» TO DO
Retype the material that follows, keeping every word as it is.

Records from a data collection
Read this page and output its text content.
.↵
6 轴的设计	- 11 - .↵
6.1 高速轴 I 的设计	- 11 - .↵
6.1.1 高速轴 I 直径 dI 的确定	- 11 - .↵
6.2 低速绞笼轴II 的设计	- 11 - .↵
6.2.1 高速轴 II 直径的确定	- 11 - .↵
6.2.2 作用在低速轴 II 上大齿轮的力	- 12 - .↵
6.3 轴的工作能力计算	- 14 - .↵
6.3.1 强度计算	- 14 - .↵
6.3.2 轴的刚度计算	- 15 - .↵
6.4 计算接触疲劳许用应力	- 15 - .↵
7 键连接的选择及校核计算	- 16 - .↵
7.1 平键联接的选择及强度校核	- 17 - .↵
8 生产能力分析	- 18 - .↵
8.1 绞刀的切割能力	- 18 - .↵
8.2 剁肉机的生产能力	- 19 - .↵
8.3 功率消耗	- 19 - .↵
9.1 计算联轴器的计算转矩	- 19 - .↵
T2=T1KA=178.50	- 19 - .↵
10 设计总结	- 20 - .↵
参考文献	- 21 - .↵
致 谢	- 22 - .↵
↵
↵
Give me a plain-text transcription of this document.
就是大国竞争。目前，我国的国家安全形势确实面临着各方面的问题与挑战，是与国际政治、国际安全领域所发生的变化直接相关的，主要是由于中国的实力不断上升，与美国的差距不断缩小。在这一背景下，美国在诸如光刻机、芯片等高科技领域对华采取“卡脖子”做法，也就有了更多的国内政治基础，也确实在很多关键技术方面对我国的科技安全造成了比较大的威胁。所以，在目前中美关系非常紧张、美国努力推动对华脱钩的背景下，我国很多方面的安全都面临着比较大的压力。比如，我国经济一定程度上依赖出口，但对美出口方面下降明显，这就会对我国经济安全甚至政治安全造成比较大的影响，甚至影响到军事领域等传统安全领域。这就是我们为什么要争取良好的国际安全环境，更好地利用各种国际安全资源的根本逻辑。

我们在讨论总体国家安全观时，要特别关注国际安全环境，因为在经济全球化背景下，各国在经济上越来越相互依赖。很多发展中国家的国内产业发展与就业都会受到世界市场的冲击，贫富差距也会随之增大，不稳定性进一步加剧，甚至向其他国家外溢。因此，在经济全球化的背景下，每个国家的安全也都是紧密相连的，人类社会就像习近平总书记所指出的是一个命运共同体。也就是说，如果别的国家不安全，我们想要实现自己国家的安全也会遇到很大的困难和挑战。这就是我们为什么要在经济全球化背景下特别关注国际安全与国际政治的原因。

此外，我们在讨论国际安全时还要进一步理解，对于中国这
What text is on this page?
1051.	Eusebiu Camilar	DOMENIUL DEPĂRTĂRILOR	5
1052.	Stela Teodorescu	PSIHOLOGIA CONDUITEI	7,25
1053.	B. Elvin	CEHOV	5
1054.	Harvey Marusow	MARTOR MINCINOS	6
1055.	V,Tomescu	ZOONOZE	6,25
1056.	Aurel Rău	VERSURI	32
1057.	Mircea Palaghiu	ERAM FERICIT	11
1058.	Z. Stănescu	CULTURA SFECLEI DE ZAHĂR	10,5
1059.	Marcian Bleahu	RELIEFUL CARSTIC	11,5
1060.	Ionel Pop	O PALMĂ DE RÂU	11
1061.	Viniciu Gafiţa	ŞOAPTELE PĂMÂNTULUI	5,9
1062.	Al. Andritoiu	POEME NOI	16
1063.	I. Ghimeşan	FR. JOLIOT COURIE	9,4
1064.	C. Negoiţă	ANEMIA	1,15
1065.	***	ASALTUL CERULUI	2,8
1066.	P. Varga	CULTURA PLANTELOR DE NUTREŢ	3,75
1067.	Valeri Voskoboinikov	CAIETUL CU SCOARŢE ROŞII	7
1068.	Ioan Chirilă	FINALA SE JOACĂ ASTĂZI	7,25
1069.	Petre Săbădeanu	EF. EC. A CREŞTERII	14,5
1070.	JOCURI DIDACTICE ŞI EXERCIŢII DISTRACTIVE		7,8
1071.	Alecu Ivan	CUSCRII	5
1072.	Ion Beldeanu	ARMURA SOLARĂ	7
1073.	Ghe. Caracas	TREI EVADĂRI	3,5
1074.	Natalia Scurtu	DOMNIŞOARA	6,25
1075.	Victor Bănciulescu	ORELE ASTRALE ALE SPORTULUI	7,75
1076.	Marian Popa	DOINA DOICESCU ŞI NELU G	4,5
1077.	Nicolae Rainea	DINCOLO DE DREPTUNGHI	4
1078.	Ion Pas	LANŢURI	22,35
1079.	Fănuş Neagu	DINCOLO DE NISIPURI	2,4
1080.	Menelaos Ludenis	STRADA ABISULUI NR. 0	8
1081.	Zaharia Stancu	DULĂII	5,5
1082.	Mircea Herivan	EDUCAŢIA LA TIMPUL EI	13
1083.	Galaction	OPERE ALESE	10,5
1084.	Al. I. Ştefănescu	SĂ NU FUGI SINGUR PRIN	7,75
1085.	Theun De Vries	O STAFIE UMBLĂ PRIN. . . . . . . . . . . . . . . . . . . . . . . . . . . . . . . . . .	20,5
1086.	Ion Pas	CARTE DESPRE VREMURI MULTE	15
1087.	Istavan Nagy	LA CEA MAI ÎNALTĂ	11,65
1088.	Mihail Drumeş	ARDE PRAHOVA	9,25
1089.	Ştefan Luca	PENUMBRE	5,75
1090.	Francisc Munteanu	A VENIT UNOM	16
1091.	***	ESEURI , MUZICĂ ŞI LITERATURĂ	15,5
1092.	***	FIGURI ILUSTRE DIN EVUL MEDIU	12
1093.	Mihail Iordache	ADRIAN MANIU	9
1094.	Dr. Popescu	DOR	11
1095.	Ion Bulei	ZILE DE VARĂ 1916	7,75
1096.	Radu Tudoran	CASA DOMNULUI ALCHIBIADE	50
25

» WRITTEN ANSWER
Read this page and output its text content.
.↵
6 轴的设计	- 11 - .↵
6.1 高速轴 I 的设计	- 11 - .↵
6.1.1 高速轴 I 直径 dI 的确定	- 11 - .↵
6.2 低速绞笼轴II 的设计	- 11 - .↵
6.2.1 高速轴 II 直径的确定	- 11 - .↵
6.2.2 作用在低速轴 II 上大齿轮的力	- 12 - .↵
6.3 轴的工作能力计算	- 14 - .↵
6.3.1 强度计算	- 14 - .↵
6.3.2 轴的刚度计算	- 15 - .↵
6.4 计算接触疲劳许用应力	- 15 - .↵
7 键连接的选择及校核计算	- 16 - .↵
7.1 平键联接的选择及强度校核	- 17 - .↵
8 生产能力分析	- 18 - .↵
8.1 绞刀的切割能力	- 18 - .↵
8.2 剁肉机的生产能力	- 19 - .↵
8.3 功率消耗	- 19 - .↵
9.1 计算联轴器的计算转矩	- 19 - .↵
T2=T1KA=178.50	- 19 - .↵
10 设计总结	- 20 - .↵
参考文献	- 21 - .↵
致 谢	- 22 - .↵
↵
↵
Give me a plain-text transcription of this document.
就是大国竞争。目前，我国的国家安全形势确实面临着各方面的问题与挑战，是与国际政治、国际安全领域所发生的变化直接相关的，主要是由于中国的实力不断上升，与美国的差距不断缩小。在这一背景下，美国在诸如光刻机、芯片等高科技领域对华采取“卡脖子”做法，也就有了更多的国内政治基础，也确实在很多关键技术方面对我国的科技安全造成了比较大的威胁。所以，在目前中美关系非常紧张、美国努力推动对华脱钩的背景下，我国很多方面的安全都面临着比较大的压力。比如，我国经济一定程度上依赖出口，但对美出口方面下降明显，这就会对我国经济安全甚至政治安全造成比较大的影响，甚至影响到军事领域等传统安全领域。这就是我们为什么要争取良好的国际安全环境，更好地利用各种国际安全资源的根本逻辑。

我们在讨论总体国家安全观时，要特别关注国际安全环境，因为在经济全球化背景下，各国在经济上越来越相互依赖。很多发展中国家的国内产业发展与就业都会受到世界市场的冲击，贫富差距也会随之增大，不稳定性进一步加剧，甚至向其他国家外溢。因此，在经济全球化的背景下，每个国家的安全也都是紧密相连的，人类社会就像习近平总书记所指出的是一个命运共同体。也就是说，如果别的国家不安全，我们想要实现自己国家的安全也会遇到很大的困难和挑战。这就是我们为什么要在经济全球化背景下特别关注国际安全与国际政治的原因。

此外，我们在讨论国际安全时还要进一步理解，对于中国这
What text is on this page?
1051.	Eusebiu Camilar	DOMENIUL DEPĂRTĂRILOR	5
1052.	Stela Teodorescu	PSIHOLOGIA CONDUITEI	7,25
1053.	B. Elvin	CEHOV	5
1054.	Harvey Marusow	MARTOR MINCINOS	6
1055.	V,Tomescu	ZOONOZE	6,25
1056.	Aurel Rău	VERSURI	32
1057.	Mircea Palaghiu	ERAM FERICIT	11
1058.	Z. Stănescu	CULTURA SFECLEI DE ZAHĂR	10,5
1059.	Marcian Bleahu	RELIEFUL CARSTIC	11,5
1060.	Ionel Pop	O PALMĂ DE RÂU	11
1061.	Viniciu Gafiţa	ŞOAPTELE PĂMÂNTULUI	5,9
1062.	Al. Andritoiu	POEME NOI	16
1063.	I. Ghimeşan	FR. JOLIOT COURIE	9,4
1064.	C. Negoiţă	ANEMIA	1,15
1065.	***	ASALTUL CERULUI	2,8
1066.	P. Varga	CULTURA PLANTELOR DE NUTREŢ	3,75
1067.	Valeri Voskoboinikov	CAIETUL CU SCOARŢE ROŞII	7
1068.	Ioan Chirilă	FINALA SE JOACĂ ASTĂZI	7,25
1069.	Petre Săbădeanu	EF. EC. A CREŞTERII	14,5
1070.	JOCURI DIDACTICE ŞI EXERCIŢII DISTRACTIVE		7,8
1071.	Alecu Ivan	CUSCRII	5
1072.	Ion Beldeanu	ARMURA SOLARĂ	7
1073.	Ghe. Caracas	TREI EVADĂRI	3,5
1074.	Natalia Scurtu	DOMNIŞOARA	6,25
1075.	Victor Bănciulescu	ORELE ASTRALE ALE SPORTULUI	7,75
1076.	Marian Popa	DOINA DOICESCU ŞI NELU G	4,5
1077.	Nicolae Rainea	DINCOLO DE DREPTUNGHI	4
1078.	Ion Pas	LANŢURI	22,35
1079.	Fănuş Neagu	DINCOLO DE NISIPURI	2,4
1080.	Menelaos Ludenis	STRADA ABISULUI NR. 0	8
1081.	Zaharia Stancu	DULĂII	5,5
1082.	Mircea Herivan	EDUCAŢIA LA TIMPUL EI	13
1083.	Galaction	OPERE ALESE	10,5
1084.	Al. I. Ştefănescu	SĂ NU FUGI SINGUR PRIN	7,75
1085.	Theun De Vries	O STAFIE UMBLĂ PRIN. . . . . . . . . . . . . . . . . . . . . . . . . . . . . . . . . .	20,5
1086.	Ion Pas	CARTE DESPRE VREMURI MULTE	15
1087.	Istavan Nagy	LA CEA MAI ÎNALTĂ	11,65
1088.	Mihail Drumeş	ARDE PRAHOVA	9,25
1089.	Ştefan Luca	PENUMBRE	5,75
1090.	Francisc Munteanu	A VENIT UNOM	16
1091.	***	ESEURI , MUZICĂ ŞI LITERATURĂ	15,5
1092.	***	FIGURI ILUSTRE DIN EVUL MEDIU	12
1093.	Mihail Iordache	ADRIAN MANIU	9
1094.	Dr. Popescu	DOR	11
1095.	Ion Bulei	ZILE DE VARĂ 1916	7,75
1096.	Radu Tudoran	CASA DOMNULUI ALCHIBIADE	50
25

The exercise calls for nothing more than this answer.